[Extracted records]
=====

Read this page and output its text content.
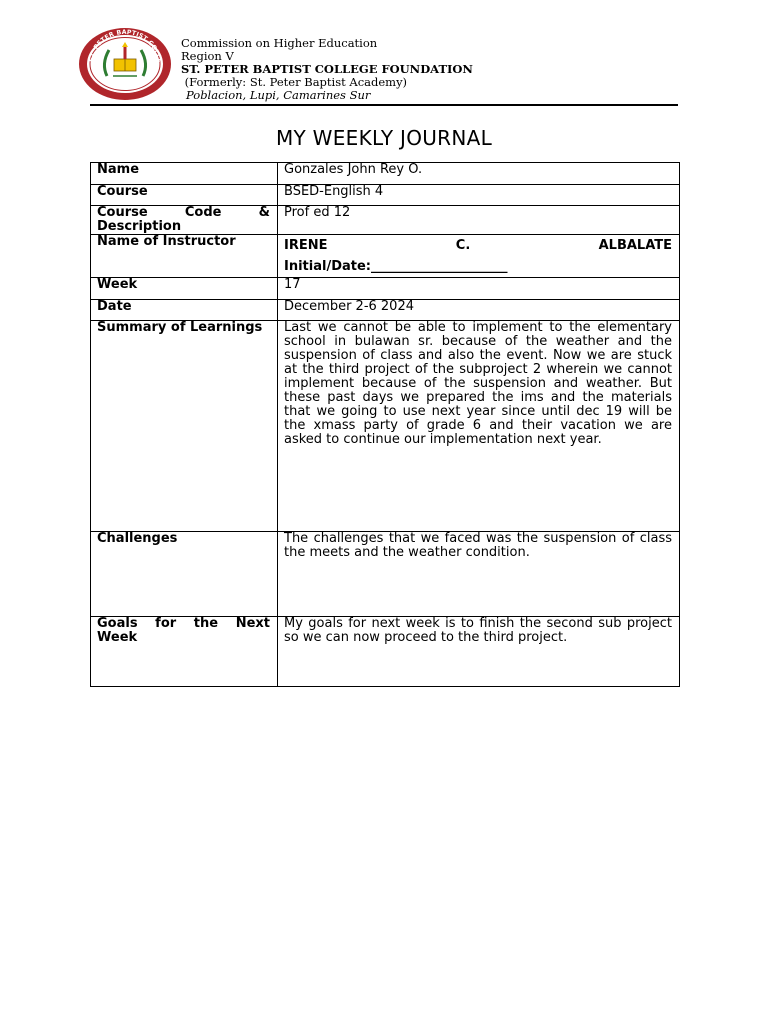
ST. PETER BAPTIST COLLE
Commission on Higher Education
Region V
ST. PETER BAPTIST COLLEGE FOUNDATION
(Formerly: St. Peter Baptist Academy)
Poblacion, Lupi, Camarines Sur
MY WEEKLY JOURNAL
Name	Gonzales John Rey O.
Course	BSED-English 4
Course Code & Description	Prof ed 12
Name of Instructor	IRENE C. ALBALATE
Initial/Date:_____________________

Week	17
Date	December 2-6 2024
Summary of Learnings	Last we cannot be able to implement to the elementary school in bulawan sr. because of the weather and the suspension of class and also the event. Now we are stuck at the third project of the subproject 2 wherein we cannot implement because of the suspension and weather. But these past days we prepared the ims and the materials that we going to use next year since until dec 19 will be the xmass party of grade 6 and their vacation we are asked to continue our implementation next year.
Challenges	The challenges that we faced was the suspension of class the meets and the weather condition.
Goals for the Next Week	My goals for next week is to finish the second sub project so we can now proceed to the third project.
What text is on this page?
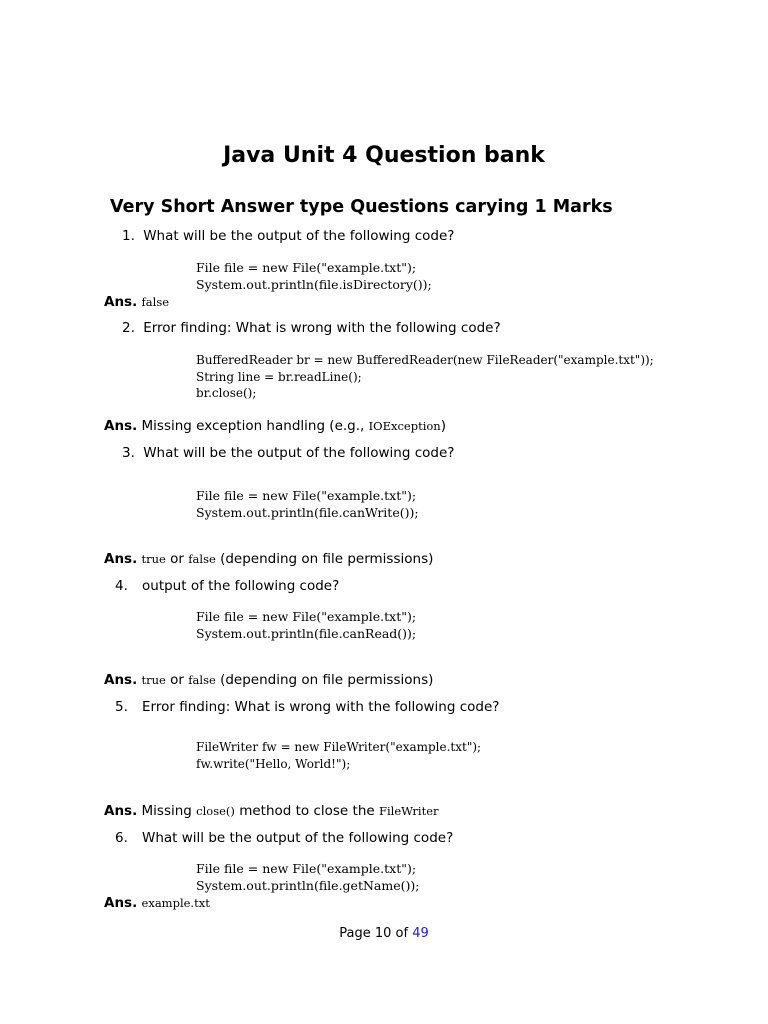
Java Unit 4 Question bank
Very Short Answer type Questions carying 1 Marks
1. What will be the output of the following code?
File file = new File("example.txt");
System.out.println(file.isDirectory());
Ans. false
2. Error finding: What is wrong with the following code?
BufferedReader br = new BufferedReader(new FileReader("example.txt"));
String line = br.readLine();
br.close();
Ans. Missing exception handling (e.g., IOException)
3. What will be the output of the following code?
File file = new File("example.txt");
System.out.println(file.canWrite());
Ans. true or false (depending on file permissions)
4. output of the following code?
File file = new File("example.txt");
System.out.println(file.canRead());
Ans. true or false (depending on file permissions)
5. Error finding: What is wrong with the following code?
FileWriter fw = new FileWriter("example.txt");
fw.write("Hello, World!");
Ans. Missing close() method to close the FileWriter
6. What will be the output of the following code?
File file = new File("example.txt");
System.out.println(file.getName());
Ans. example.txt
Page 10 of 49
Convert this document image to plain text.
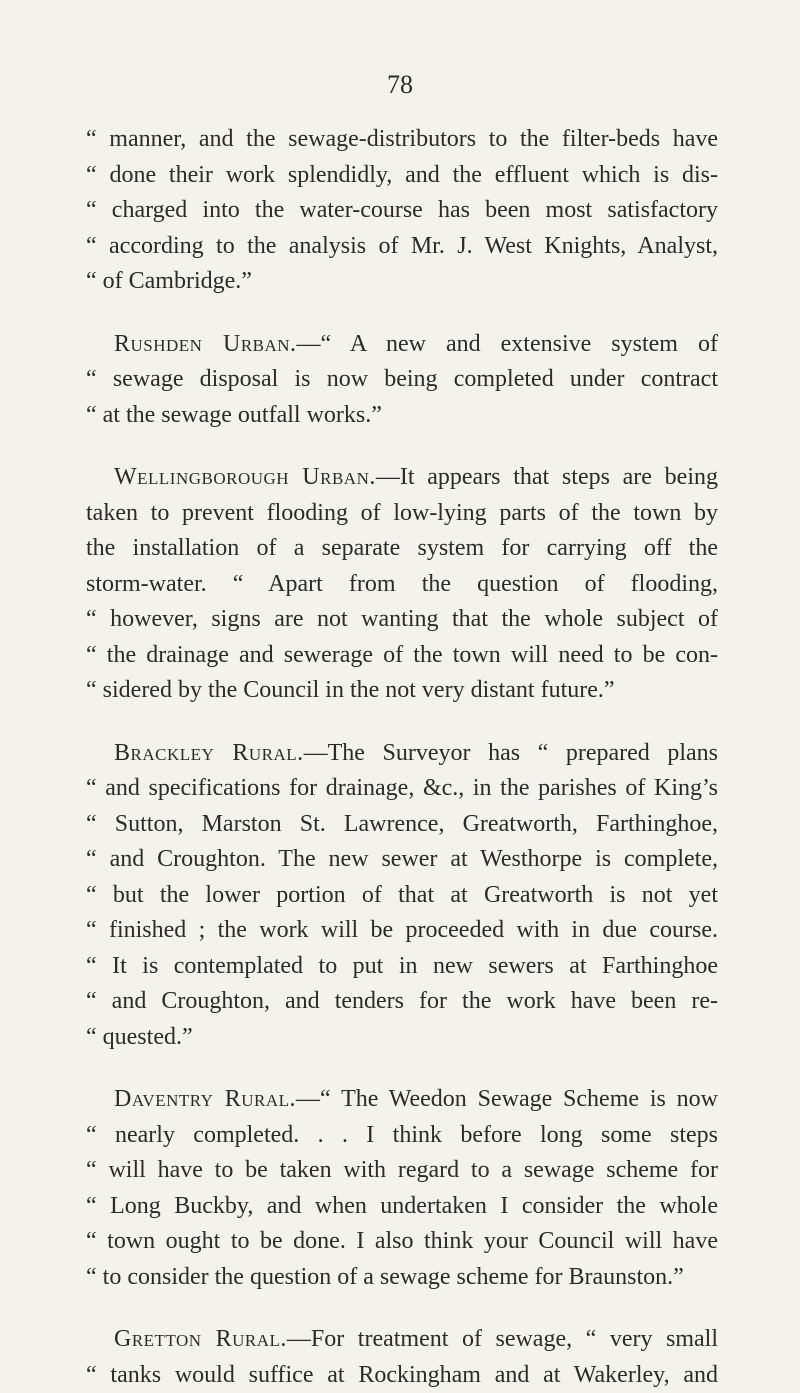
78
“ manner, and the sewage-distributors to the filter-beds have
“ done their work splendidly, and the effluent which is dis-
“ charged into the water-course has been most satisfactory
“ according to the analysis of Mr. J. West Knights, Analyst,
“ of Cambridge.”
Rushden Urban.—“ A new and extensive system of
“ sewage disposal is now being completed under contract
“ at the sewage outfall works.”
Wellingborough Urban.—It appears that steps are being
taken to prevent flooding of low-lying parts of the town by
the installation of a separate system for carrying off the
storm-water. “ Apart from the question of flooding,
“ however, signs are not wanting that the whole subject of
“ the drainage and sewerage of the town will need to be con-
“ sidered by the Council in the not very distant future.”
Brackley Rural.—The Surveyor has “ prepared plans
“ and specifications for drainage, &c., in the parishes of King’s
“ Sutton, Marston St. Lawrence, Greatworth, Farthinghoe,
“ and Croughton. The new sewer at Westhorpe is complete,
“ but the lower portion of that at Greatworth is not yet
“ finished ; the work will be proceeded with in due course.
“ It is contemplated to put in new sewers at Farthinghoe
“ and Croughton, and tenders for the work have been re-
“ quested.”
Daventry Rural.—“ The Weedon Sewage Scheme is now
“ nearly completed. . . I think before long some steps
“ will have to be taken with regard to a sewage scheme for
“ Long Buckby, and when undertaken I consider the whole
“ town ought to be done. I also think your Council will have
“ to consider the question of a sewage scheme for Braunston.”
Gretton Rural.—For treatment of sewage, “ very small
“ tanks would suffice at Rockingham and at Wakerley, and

=====

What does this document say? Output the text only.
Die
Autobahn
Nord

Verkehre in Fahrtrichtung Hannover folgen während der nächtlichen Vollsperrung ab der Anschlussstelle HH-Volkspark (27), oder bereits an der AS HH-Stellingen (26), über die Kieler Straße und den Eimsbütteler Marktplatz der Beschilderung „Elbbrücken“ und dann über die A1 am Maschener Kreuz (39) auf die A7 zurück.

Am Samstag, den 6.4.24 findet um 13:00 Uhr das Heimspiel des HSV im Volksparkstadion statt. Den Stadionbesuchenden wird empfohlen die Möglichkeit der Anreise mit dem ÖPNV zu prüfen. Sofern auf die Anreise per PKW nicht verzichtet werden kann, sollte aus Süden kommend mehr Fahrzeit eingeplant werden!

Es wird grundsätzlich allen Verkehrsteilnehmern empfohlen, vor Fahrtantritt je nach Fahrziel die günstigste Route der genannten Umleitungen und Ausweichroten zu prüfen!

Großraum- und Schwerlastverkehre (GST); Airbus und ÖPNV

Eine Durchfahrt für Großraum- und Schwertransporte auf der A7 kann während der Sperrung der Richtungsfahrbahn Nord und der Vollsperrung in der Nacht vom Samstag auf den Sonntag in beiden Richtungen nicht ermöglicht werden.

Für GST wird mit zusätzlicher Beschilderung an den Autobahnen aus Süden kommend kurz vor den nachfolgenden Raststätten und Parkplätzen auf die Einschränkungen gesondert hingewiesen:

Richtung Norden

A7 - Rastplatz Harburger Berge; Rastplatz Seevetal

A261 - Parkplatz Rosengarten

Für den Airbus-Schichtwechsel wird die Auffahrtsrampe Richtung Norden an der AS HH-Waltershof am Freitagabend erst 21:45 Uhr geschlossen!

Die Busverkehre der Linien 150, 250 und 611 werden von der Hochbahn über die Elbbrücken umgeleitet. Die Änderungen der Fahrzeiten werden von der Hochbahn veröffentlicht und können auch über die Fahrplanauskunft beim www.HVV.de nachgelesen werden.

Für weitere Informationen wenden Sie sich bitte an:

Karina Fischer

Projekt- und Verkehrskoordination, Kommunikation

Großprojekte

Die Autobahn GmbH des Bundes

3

=====

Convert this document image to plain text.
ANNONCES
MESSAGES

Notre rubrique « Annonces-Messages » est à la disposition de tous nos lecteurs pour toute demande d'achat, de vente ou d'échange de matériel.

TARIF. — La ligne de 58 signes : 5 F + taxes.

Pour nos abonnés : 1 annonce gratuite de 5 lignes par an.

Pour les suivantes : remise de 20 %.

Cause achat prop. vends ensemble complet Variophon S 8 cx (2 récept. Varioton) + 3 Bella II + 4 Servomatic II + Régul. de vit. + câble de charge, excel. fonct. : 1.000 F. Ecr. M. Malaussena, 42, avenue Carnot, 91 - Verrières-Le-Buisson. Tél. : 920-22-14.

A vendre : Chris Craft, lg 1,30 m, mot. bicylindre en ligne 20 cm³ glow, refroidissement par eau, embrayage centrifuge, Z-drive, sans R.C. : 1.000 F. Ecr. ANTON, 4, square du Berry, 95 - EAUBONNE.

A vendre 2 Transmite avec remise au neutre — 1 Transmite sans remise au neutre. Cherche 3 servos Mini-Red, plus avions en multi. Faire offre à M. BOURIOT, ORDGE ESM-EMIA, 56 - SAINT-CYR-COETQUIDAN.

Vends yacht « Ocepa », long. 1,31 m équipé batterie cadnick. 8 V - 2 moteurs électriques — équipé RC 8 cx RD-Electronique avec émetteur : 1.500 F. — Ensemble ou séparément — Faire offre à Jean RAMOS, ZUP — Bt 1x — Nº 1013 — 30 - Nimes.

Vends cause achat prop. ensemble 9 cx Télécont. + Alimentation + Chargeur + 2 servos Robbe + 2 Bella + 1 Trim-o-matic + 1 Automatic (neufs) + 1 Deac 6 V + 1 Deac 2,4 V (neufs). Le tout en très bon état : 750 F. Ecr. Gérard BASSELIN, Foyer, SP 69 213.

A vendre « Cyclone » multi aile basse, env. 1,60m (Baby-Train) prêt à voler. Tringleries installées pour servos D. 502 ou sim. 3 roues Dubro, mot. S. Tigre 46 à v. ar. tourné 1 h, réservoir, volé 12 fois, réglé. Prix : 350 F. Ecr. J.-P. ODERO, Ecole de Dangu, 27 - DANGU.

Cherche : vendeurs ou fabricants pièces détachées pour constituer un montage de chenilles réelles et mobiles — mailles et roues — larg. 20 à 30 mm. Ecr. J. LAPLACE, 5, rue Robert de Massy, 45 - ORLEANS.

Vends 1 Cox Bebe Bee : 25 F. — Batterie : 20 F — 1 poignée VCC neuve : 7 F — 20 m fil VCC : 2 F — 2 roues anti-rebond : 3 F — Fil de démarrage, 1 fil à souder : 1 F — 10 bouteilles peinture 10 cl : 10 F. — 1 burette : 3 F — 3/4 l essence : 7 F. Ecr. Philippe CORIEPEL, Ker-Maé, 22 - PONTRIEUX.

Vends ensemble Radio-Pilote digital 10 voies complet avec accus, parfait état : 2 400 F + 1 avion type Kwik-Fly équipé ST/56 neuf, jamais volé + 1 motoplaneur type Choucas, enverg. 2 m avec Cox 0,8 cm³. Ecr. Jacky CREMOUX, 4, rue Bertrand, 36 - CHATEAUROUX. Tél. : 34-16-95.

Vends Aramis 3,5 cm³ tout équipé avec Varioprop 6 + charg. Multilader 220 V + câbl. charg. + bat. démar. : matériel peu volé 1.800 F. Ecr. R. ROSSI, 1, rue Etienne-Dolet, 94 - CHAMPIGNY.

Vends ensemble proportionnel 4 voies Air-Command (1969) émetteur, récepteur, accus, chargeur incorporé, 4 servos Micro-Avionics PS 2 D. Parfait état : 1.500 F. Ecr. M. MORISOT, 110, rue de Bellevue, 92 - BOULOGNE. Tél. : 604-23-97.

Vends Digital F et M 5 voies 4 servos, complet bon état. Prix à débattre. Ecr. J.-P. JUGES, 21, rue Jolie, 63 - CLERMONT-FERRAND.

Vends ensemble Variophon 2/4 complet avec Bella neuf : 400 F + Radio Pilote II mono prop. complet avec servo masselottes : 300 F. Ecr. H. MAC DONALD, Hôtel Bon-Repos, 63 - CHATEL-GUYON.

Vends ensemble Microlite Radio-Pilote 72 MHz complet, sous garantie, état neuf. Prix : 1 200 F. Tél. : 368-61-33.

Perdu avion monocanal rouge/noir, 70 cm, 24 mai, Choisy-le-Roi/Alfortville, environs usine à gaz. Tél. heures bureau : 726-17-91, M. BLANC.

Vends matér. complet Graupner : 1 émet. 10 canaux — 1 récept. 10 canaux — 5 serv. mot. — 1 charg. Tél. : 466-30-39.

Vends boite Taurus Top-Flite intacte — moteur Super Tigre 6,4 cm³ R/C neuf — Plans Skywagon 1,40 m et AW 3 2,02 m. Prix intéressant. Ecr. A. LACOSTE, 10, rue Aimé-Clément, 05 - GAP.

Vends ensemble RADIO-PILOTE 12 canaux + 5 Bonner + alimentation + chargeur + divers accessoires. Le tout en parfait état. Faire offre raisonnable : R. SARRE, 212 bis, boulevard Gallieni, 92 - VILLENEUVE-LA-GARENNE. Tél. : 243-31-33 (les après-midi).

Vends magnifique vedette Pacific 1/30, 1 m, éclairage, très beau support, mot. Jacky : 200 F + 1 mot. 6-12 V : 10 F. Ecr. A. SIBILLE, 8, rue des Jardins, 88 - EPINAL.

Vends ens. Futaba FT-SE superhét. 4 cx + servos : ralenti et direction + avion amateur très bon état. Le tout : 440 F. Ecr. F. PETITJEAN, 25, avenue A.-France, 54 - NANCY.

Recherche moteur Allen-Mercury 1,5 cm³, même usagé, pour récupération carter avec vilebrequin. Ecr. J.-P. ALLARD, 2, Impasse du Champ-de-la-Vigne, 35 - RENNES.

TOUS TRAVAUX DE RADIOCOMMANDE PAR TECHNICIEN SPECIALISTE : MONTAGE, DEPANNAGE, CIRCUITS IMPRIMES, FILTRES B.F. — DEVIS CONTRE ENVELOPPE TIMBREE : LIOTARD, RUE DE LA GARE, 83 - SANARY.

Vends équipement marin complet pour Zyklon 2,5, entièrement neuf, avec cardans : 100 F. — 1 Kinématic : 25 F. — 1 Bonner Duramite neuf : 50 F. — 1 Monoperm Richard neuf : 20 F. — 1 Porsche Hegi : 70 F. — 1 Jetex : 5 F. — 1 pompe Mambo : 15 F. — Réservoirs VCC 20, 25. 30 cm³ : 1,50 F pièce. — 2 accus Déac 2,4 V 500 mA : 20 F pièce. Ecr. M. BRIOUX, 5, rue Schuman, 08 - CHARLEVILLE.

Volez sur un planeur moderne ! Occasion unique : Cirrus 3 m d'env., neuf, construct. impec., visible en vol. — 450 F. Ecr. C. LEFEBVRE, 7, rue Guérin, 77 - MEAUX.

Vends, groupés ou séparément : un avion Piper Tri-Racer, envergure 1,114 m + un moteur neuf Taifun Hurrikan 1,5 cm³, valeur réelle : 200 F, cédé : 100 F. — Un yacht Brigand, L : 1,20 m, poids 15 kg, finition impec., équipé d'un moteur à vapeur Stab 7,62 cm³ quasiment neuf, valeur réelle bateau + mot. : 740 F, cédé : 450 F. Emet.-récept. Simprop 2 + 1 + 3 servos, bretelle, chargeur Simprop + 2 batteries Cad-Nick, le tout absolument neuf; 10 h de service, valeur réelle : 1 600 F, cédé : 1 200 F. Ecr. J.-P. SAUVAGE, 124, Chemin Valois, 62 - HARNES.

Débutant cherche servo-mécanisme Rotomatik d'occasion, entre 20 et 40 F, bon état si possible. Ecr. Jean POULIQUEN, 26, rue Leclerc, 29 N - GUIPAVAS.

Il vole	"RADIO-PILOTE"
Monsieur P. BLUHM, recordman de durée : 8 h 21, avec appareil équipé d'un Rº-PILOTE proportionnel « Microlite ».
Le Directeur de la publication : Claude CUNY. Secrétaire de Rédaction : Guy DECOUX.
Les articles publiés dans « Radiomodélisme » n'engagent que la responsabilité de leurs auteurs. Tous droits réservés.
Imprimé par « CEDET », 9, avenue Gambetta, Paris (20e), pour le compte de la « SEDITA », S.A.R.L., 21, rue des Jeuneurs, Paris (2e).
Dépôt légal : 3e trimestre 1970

=====

* **PROBLEM TO WORK ON**
From the entries above, collect every line with the string "wird" in it.

* **TASK SOLUTION**
Am Samstag, den 6.4.24 findet um 13:00 Uhr das Heimspiel des HSV im Volksparkstadion statt. Den Stadionbesuchenden wird empfohlen die Möglichkeit der Anreise mit dem ÖPNV zu prüfen. Sofern auf die Anreise per PKW nicht verzichtet werden kann, sollte aus Süden kommend mehr Fahrzeit eingeplant werden!
Es wird grundsätzlich allen Verkehrsteilnehmern empfohlen, vor Fahrtantritt je nach Fahrziel die günstigste Route der genannten Umleitungen und Ausweichroten zu prüfen!
Für GST wird mit zusätzlicher Beschilderung an den Autobahnen aus Süden kommend kurz vor den nachfolgenden Raststätten und Parkplätzen auf die Einschränkungen gesondert hingewiesen:
Für den Airbus-Schichtwechsel wird die Auffahrtsrampe Richtung Norden an der AS HH-Waltershof am Freitagabend erst 21:45 Uhr geschlossen!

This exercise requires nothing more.